# What you need to do
Track down each line that has the word "Floppy" and copy it.

# Material shown
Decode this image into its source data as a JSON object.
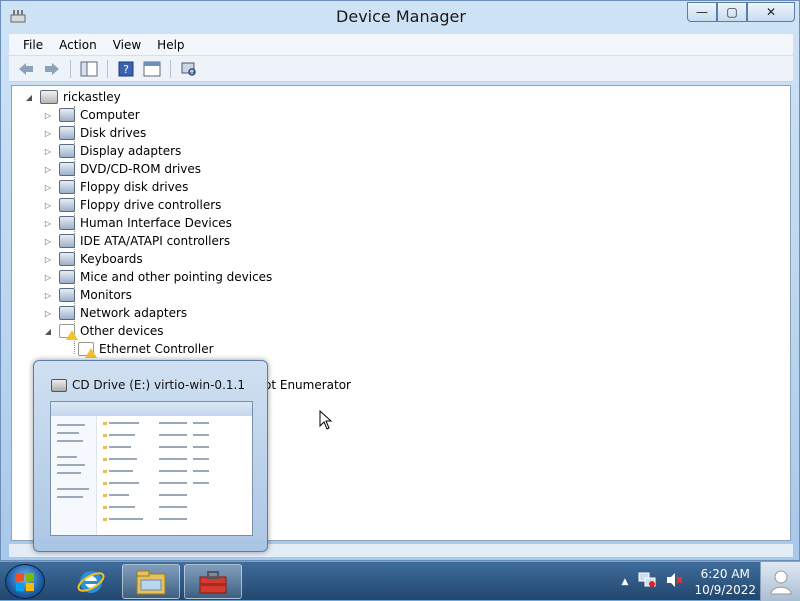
{
  "window": {
    "title": "Device Manager",
    "controls": {
      "minimize": "—",
      "maximize": "▢",
      "close": "✕"
    }
  },
  "menu": [
    "File",
    "Action",
    "View",
    "Help"
  ],
  "toolbar": {
    "icons": [
      "back-arrow-icon",
      "forward-arrow-icon",
      "show-hide-console-tree-icon",
      "help-icon",
      "properties-icon",
      "scan-hardware-icon"
    ]
  },
  "tree": {
    "root": "rickastley",
    "categories": [
      {
        "label": "Computer",
        "expanded": false
      },
      {
        "label": "Disk drives",
        "expanded": false
      },
      {
        "label": "Display adapters",
        "expanded": false
      },
      {
        "label": "DVD/CD-ROM drives",
        "expanded": false
      },
      {
        "label": "Floppy disk drives",
        "expanded": false
      },
      {
        "label": "Floppy drive controllers",
        "expanded": false
      },
      {
        "label": "Human Interface Devices",
        "expanded": false
      },
      {
        "label": "IDE ATA/ATAPI controllers",
        "expanded": false
      },
      {
        "label": "Keyboards",
        "expanded": false
      },
      {
        "label": "Mice and other pointing devices",
        "expanded": false
      },
      {
        "label": "Monitors",
        "expanded": false
      },
      {
        "label": "Network adapters",
        "expanded": false
      },
      {
        "label": "Other devices",
        "expanded": true
      }
    ],
    "other_devices_children": [
      "Ethernet Controller"
    ],
    "partial_label": "ot Enumerator"
  },
  "thumbnail": {
    "title": "CD Drive (E:) virtio-win-0.1.1"
  },
  "taskbar": {
    "time": "6:20 AM",
    "date": "10/9/2022",
    "apps": [
      "internet-explorer-icon",
      "windows-explorer-icon",
      "toolbox-icon"
    ]
  }
}
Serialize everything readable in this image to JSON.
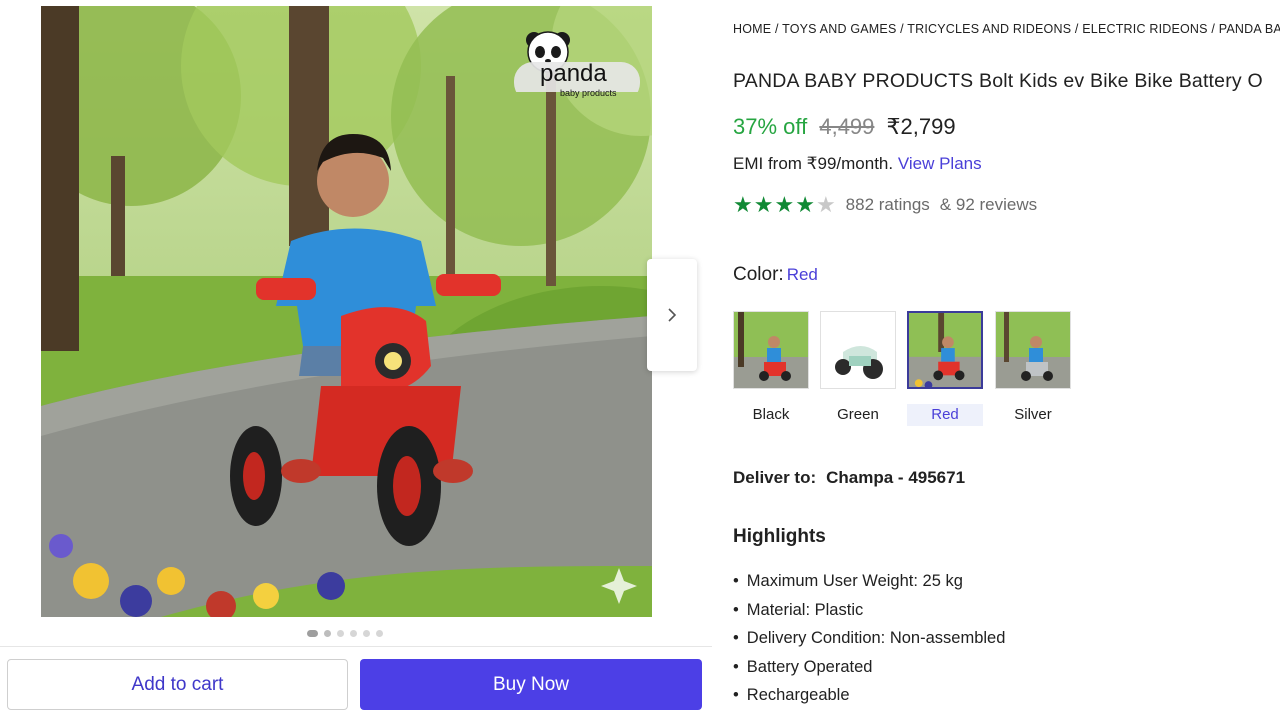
{
  "brand": {
    "logo_word": "panda",
    "logo_sub": "baby products"
  },
  "gallery": {
    "dots_count": 6,
    "active_index": 0
  },
  "actions": {
    "add_to_cart": "Add to cart",
    "buy_now": "Buy Now"
  },
  "breadcrumb": {
    "text": "HOME / TOYS AND GAMES / TRICYCLES AND RIDEONS / ELECTRIC RIDEONS / PANDA BABY"
  },
  "product": {
    "title": "PANDA BABY PRODUCTS Bolt Kids ev Bike Bike Battery O",
    "discount": "37% off",
    "mrp": "4,499",
    "price": "₹2,799",
    "emi_text": "EMI from ₹99/month.",
    "emi_link": "View Plans",
    "rating_stars": 4,
    "ratings_text": "882 ratings",
    "reviews_text": "& 92 reviews"
  },
  "color": {
    "label": "Color:",
    "selected": "Red",
    "options": [
      {
        "name": "Black"
      },
      {
        "name": "Green"
      },
      {
        "name": "Red"
      },
      {
        "name": "Silver"
      }
    ]
  },
  "delivery": {
    "label": "Deliver to:",
    "location": "Champa - 495671"
  },
  "highlights": {
    "title": "Highlights",
    "items": [
      "Maximum User Weight: 25 kg",
      "Material: Plastic",
      "Delivery Condition: Non-assembled",
      "Battery Operated",
      "Rechargeable"
    ]
  },
  "colors": {
    "accent": "#4c3fe6",
    "link": "#4a3fd8",
    "discount_green": "#26a541",
    "star_green": "#108934"
  }
}
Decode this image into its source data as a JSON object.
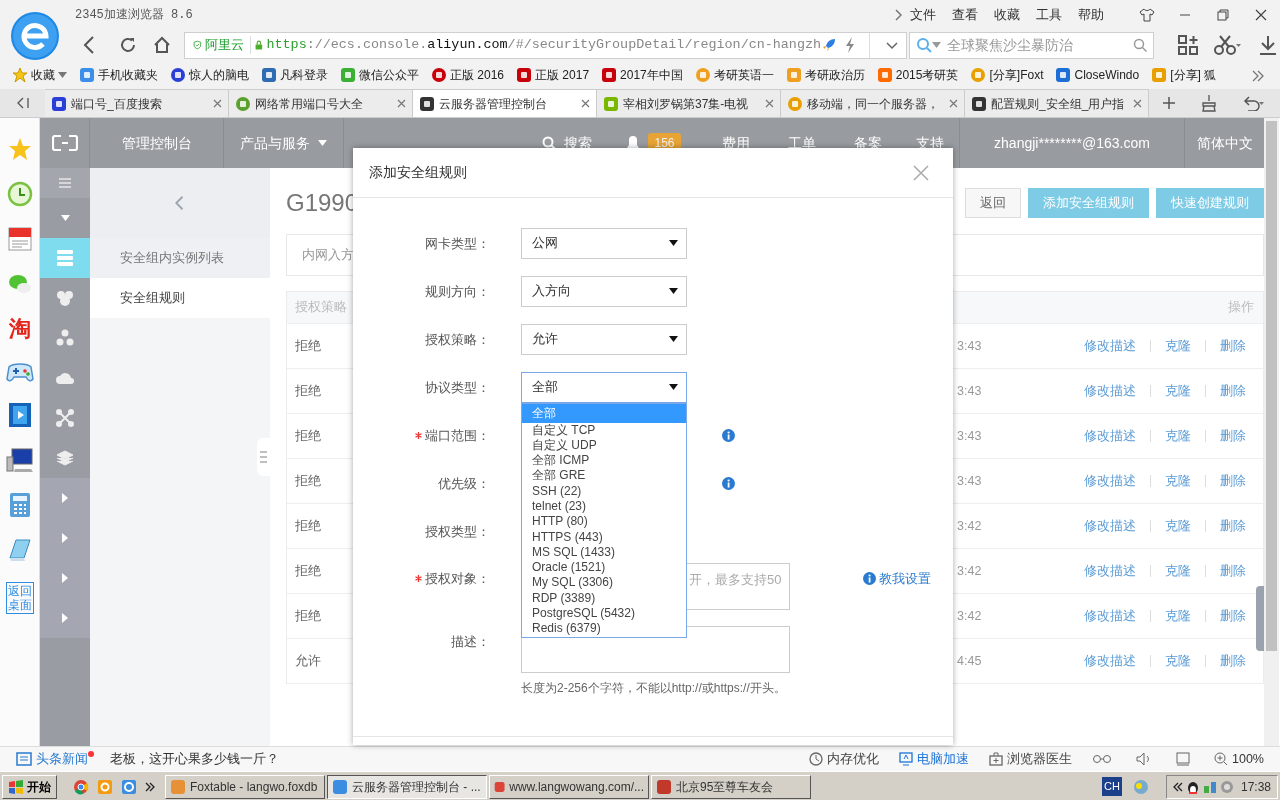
{
  "browser": {
    "title": "2345加速浏览器 8.6",
    "menu": [
      "文件",
      "查看",
      "收藏",
      "工具",
      "帮助"
    ],
    "address": {
      "badge": "阿里云",
      "parts": [
        {
          "text": "https",
          "kind": "secure"
        },
        {
          "text": "://ecs.console.",
          "kind": "dim"
        },
        {
          "text": "aliyun.com",
          "kind": "domain"
        },
        {
          "text": "/#/securityGroupDetail/region/cn-hangzh",
          "kind": "dim"
        }
      ]
    },
    "search": {
      "placeholder": "全球聚焦沙尘暴防治"
    },
    "favorites": "收藏",
    "bookmarks": [
      "手机收藏夹",
      "惊人的脑电",
      "凡科登录",
      "微信公众平",
      "正版 2016",
      "正版 2017",
      "2017年中国",
      "考研英语一",
      "考研政治历",
      "2015考研英",
      "[分享]Foxt",
      "CloseWindo",
      "[分享] 狐"
    ],
    "tabs": [
      {
        "title": "端口号_百度搜索",
        "selected": false
      },
      {
        "title": "网络常用端口号大全",
        "selected": false
      },
      {
        "title": "云服务器管理控制台",
        "selected": true
      },
      {
        "title": "宰相刘罗锅第37集-电视",
        "selected": false
      },
      {
        "title": "移动端，同一个服务器，",
        "selected": false
      },
      {
        "title": "配置规则_安全组_用户指",
        "selected": false
      }
    ],
    "sidebar": {
      "shop_icon_text": "淘",
      "desktop_button": "返回桌面"
    }
  },
  "console": {
    "nav": {
      "home": "管理控制台",
      "products": "产品与服务",
      "search": "搜索",
      "notifications": "156",
      "links": [
        "费用",
        "工单",
        "备案",
        "支持"
      ],
      "account": "zhangji********@163.com",
      "language": "简体中文"
    },
    "modules": [
      {
        "selected": true
      },
      {
        "selected": false
      },
      {
        "selected": false
      },
      {
        "selected": false
      },
      {
        "selected": false
      },
      {
        "selected": false
      }
    ],
    "submenu": [
      {
        "label": "安全组内实例列表",
        "selected": false
      },
      {
        "label": "安全组规则",
        "selected": true
      }
    ],
    "page": {
      "title": "G1990",
      "buttons": [
        {
          "label": "返回",
          "kind": "default"
        },
        {
          "label": "添加安全组规则",
          "kind": "primary"
        },
        {
          "label": "快速创建规则",
          "kind": "primary"
        }
      ],
      "tab": "内网入方",
      "columns": [
        "授权策略",
        "操作"
      ],
      "rows": [
        {
          "policy": "拒绝",
          "time": "3:43",
          "actions": [
            "修改描述",
            "克隆",
            "删除"
          ]
        },
        {
          "policy": "拒绝",
          "time": "3:43",
          "actions": [
            "修改描述",
            "克隆",
            "删除"
          ]
        },
        {
          "policy": "拒绝",
          "time": "3:43",
          "actions": [
            "修改描述",
            "克隆",
            "删除"
          ]
        },
        {
          "policy": "拒绝",
          "time": "3:43",
          "actions": [
            "修改描述",
            "克隆",
            "删除"
          ]
        },
        {
          "policy": "拒绝",
          "time": "3:42",
          "actions": [
            "修改描述",
            "克隆",
            "删除"
          ]
        },
        {
          "policy": "拒绝",
          "time": "3:42",
          "actions": [
            "修改描述",
            "克隆",
            "删除"
          ]
        },
        {
          "policy": "拒绝",
          "time": "3:42",
          "actions": [
            "修改描述",
            "克隆",
            "删除"
          ]
        },
        {
          "policy": "允许",
          "time": "4:45",
          "actions": [
            "修改描述",
            "克隆",
            "删除"
          ]
        }
      ]
    }
  },
  "dialog": {
    "title": "添加安全组规则",
    "fields": [
      {
        "label": "网卡类型：",
        "kind": "select",
        "value": "公网",
        "required": false,
        "expanded": false,
        "info": false
      },
      {
        "label": "规则方向：",
        "kind": "select",
        "value": "入方向",
        "required": false,
        "expanded": false,
        "info": false
      },
      {
        "label": "授权策略：",
        "kind": "select",
        "value": "允许",
        "required": false,
        "expanded": false,
        "info": false
      },
      {
        "label": "协议类型：",
        "kind": "select",
        "value": "全部",
        "required": false,
        "expanded": true,
        "info": false
      },
      {
        "label": "端口范围：",
        "kind": "covered",
        "required": true,
        "info": true
      },
      {
        "label": "优先级：",
        "kind": "covered",
        "required": false,
        "info": true
      },
      {
        "label": "授权类型：",
        "kind": "covered",
        "required": false,
        "info": false
      },
      {
        "label": "授权对象：",
        "kind": "textarea",
        "placeholder": "开，最多支持50",
        "help": "教我设置",
        "required": true,
        "info": false
      },
      {
        "label": "描述：",
        "kind": "textarea",
        "hint": "长度为2-256个字符，不能以http://或https://开头。",
        "required": false,
        "info": false
      }
    ],
    "options": [
      {
        "label": "全部",
        "selected": true
      },
      {
        "label": "自定义 TCP",
        "selected": false
      },
      {
        "label": "自定义 UDP",
        "selected": false
      },
      {
        "label": "全部 ICMP",
        "selected": false
      },
      {
        "label": "全部 GRE",
        "selected": false
      },
      {
        "label": "SSH (22)",
        "selected": false
      },
      {
        "label": "telnet (23)",
        "selected": false
      },
      {
        "label": "HTTP (80)",
        "selected": false
      },
      {
        "label": "HTTPS (443)",
        "selected": false
      },
      {
        "label": "MS SQL (1433)",
        "selected": false
      },
      {
        "label": "Oracle (1521)",
        "selected": false
      },
      {
        "label": "My SQL (3306)",
        "selected": false
      },
      {
        "label": "RDP (3389)",
        "selected": false
      },
      {
        "label": "PostgreSQL (5432)",
        "selected": false
      },
      {
        "label": "Redis (6379)",
        "selected": false
      }
    ]
  },
  "status_bar": {
    "news_label": "头条新闻",
    "news_unread": true,
    "headline": "老板，这开心果多少钱一斤？",
    "tools": [
      {
        "label": "内存优化",
        "active": false
      },
      {
        "label": "电脑加速",
        "active": true
      },
      {
        "label": "浏览器医生",
        "active": false
      }
    ],
    "zoom": "100%"
  },
  "taskbar": {
    "start": "开始",
    "tasks": [
      {
        "label": "Foxtable - langwo.foxdb",
        "selected": false
      },
      {
        "label": "云服务器管理控制台 - ...",
        "selected": true
      },
      {
        "label": "www.langwowang.com/...",
        "selected": false
      },
      {
        "label": "北京95至尊车友会",
        "selected": false
      }
    ],
    "ime": "CH",
    "clock": "17:38"
  }
}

# Response
        "label": "Floppy disk drives",
        "label": "Floppy drive controllers",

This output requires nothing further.